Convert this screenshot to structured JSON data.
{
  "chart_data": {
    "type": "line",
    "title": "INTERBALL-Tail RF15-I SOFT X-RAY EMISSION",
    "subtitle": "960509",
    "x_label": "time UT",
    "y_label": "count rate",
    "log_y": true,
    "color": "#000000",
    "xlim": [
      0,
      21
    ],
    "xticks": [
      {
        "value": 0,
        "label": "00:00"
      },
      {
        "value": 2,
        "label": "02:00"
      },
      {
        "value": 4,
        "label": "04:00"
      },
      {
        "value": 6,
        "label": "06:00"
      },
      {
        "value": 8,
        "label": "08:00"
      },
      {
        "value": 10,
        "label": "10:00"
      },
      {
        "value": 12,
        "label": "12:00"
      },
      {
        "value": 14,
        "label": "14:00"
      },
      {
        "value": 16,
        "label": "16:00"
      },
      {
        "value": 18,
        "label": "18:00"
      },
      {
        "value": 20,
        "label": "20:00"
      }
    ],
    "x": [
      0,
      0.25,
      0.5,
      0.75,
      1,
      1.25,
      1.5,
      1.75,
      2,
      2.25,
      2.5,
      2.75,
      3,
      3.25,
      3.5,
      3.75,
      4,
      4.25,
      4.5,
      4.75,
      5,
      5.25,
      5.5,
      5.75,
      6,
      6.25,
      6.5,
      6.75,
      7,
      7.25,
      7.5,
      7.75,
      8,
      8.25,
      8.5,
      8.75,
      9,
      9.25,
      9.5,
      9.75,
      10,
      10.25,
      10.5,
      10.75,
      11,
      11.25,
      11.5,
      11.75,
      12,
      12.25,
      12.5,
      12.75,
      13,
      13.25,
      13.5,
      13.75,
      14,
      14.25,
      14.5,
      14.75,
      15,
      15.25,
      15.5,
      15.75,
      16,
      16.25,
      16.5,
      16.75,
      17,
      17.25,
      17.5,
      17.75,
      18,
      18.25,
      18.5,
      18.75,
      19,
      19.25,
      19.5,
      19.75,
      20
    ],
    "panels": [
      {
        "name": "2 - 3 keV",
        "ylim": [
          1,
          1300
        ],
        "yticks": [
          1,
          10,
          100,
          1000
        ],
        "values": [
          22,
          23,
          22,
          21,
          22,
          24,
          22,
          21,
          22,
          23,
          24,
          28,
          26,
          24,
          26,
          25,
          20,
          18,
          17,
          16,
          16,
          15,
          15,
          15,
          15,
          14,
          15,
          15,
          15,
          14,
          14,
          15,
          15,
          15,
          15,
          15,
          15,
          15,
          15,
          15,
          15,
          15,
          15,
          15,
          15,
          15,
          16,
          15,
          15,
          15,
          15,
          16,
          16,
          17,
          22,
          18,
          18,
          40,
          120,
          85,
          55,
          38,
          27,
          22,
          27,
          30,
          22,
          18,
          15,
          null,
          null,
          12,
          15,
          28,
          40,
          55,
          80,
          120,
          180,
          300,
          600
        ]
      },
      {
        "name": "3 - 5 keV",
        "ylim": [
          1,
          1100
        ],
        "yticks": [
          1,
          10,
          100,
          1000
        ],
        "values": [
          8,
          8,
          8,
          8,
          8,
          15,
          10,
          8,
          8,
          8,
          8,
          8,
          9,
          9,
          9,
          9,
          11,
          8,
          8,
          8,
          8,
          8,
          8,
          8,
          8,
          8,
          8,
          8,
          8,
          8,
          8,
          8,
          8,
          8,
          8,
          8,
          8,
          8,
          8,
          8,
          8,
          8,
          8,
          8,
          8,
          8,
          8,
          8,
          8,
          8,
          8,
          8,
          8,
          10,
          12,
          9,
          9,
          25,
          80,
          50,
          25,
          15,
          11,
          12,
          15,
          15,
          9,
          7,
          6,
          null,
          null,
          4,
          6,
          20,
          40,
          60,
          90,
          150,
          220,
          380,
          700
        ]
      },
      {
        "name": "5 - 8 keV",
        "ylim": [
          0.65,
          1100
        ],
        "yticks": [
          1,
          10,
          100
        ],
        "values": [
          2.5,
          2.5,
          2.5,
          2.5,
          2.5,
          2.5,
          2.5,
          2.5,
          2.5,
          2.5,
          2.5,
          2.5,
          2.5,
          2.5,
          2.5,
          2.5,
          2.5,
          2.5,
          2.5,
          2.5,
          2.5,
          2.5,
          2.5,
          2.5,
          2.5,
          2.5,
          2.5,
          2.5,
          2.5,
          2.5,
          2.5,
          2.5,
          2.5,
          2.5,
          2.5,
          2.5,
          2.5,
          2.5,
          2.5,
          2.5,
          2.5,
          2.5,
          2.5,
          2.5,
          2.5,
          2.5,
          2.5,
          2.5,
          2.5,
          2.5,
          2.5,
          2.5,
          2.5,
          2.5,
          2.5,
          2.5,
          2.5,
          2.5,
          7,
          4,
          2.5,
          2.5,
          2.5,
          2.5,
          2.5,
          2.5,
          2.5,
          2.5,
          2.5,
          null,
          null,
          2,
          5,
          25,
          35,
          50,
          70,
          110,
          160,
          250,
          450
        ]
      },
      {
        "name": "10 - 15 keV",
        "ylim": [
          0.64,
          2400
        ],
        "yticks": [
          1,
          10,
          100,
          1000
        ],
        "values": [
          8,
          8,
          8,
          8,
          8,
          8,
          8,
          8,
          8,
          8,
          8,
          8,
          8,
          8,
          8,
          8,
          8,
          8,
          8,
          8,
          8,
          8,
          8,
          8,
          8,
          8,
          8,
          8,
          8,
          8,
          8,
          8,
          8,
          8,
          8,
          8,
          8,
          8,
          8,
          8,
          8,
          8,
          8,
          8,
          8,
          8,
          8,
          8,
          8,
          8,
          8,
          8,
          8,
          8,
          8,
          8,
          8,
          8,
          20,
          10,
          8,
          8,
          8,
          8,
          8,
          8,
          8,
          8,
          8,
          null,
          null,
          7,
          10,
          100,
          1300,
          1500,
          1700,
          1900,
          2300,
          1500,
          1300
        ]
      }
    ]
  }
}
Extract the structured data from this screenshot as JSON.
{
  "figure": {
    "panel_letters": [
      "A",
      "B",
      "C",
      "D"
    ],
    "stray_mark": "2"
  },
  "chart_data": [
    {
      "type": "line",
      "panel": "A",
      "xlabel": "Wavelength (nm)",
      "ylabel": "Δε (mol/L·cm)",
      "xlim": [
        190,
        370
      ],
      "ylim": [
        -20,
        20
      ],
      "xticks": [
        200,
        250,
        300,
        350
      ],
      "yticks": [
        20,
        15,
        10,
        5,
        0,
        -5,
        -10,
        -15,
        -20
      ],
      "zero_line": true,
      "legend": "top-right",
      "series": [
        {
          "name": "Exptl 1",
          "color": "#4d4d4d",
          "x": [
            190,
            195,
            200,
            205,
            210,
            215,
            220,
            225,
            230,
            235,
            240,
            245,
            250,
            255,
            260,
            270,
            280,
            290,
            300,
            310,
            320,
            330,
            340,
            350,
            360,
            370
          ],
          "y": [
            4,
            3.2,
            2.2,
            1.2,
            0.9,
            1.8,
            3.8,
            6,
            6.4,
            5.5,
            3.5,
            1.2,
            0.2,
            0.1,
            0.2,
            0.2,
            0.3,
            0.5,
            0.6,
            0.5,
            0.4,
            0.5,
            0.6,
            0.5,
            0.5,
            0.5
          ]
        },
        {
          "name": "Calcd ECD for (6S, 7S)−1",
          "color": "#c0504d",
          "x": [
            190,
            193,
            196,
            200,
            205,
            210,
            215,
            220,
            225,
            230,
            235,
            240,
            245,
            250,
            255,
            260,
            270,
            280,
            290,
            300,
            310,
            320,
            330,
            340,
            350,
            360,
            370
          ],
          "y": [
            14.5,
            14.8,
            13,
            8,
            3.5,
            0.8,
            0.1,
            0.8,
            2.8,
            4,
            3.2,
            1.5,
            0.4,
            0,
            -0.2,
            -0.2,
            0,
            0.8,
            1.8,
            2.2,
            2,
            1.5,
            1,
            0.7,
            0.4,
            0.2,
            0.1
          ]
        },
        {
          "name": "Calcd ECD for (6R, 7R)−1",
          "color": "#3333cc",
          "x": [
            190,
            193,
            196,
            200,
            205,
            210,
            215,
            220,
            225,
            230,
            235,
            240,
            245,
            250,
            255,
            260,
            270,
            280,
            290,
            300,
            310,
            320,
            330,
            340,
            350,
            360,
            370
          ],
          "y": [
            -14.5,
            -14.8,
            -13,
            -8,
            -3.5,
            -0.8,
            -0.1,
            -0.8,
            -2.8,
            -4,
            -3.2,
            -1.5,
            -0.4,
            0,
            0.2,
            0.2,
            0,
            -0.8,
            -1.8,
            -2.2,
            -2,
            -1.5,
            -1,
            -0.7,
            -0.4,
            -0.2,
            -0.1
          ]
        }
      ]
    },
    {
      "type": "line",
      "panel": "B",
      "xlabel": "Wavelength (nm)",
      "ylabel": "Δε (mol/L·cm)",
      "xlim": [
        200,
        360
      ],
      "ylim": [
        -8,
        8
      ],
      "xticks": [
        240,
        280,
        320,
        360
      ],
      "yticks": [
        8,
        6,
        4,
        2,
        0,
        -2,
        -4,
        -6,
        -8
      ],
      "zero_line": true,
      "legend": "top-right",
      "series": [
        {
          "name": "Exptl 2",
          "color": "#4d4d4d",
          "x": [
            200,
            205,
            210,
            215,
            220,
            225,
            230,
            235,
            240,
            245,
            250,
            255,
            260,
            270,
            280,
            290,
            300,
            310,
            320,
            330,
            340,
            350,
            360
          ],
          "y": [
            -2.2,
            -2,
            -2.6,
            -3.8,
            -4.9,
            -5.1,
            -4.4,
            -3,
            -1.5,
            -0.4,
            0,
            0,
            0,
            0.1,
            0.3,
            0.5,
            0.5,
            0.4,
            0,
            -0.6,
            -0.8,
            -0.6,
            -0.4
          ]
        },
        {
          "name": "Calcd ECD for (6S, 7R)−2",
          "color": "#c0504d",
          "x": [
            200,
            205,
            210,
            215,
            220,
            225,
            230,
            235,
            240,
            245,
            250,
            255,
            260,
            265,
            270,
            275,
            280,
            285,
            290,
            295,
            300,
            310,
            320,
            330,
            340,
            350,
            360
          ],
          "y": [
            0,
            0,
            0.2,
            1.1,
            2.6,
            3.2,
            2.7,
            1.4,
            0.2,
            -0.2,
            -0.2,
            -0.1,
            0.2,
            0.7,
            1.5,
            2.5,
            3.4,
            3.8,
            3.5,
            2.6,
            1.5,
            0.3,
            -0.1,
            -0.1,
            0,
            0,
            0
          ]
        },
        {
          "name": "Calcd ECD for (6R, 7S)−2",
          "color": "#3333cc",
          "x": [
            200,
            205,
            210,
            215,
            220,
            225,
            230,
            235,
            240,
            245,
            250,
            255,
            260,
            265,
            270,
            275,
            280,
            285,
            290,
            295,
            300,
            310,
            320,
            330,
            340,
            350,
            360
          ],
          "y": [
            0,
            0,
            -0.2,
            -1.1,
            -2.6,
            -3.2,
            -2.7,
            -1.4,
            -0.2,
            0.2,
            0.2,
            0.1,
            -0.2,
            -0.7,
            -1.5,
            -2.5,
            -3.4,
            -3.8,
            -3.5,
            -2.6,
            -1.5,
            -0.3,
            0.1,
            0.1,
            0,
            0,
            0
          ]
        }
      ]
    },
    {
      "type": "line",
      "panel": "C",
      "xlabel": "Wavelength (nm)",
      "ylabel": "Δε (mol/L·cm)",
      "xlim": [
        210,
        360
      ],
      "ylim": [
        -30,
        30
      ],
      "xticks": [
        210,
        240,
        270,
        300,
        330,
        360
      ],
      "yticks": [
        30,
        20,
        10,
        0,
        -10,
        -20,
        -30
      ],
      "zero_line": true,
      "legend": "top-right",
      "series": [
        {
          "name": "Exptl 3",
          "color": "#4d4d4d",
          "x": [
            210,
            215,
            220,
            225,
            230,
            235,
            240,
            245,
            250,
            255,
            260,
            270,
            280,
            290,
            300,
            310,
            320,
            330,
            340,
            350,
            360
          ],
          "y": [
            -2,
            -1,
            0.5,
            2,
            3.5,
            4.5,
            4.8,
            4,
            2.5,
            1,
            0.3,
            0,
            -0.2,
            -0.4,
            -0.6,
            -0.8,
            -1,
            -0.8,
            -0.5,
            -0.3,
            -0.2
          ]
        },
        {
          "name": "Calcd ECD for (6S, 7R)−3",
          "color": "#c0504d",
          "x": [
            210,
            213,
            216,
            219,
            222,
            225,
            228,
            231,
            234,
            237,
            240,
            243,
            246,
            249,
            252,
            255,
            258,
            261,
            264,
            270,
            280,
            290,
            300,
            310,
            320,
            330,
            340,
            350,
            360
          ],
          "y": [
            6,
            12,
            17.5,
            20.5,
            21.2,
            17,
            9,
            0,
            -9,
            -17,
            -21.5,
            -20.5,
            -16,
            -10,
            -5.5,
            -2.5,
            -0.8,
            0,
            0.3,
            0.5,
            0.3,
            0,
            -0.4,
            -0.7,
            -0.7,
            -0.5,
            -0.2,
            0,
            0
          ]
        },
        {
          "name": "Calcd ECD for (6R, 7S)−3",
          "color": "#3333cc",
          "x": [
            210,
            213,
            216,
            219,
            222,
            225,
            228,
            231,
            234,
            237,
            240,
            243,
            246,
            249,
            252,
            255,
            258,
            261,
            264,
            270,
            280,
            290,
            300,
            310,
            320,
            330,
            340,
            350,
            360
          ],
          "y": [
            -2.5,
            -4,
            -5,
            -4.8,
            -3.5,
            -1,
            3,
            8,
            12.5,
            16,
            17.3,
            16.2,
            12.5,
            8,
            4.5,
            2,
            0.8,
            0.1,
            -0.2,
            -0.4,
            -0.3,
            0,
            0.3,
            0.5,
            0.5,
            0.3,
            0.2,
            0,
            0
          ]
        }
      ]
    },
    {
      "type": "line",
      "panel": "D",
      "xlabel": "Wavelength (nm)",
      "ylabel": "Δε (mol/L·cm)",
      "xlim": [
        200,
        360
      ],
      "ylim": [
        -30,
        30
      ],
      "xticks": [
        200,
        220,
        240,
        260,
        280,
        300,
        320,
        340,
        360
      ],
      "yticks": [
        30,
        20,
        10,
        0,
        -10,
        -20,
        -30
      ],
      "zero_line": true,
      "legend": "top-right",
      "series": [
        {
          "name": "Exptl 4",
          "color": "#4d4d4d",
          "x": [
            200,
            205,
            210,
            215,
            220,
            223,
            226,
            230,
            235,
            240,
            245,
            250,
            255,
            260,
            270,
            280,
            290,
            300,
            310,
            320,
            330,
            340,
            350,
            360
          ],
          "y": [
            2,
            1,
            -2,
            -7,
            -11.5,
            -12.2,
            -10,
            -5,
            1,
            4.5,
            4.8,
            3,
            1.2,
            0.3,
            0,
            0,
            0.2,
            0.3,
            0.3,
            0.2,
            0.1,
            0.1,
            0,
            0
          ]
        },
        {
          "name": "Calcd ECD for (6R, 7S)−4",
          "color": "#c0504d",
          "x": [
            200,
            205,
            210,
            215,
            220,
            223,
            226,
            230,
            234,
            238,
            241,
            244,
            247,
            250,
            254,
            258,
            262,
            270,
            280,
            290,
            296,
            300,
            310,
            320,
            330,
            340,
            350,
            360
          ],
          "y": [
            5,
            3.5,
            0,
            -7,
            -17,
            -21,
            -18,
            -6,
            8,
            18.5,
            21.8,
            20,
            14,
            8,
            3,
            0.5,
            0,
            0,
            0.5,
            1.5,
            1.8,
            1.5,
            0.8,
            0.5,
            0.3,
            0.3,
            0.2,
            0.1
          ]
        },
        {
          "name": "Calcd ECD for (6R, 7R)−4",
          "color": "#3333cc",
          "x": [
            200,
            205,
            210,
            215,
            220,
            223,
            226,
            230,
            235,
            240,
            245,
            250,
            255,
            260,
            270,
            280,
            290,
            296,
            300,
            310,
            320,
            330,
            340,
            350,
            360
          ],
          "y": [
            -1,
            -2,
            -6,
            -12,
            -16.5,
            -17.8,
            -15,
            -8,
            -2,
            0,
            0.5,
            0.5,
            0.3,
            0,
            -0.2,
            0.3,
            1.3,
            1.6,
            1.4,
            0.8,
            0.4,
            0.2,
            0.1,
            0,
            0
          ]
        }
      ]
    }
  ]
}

* [PROMPT] State how many lines in the entries above include the word "screenshot"; reply with the number alone.

* [REPLY] 2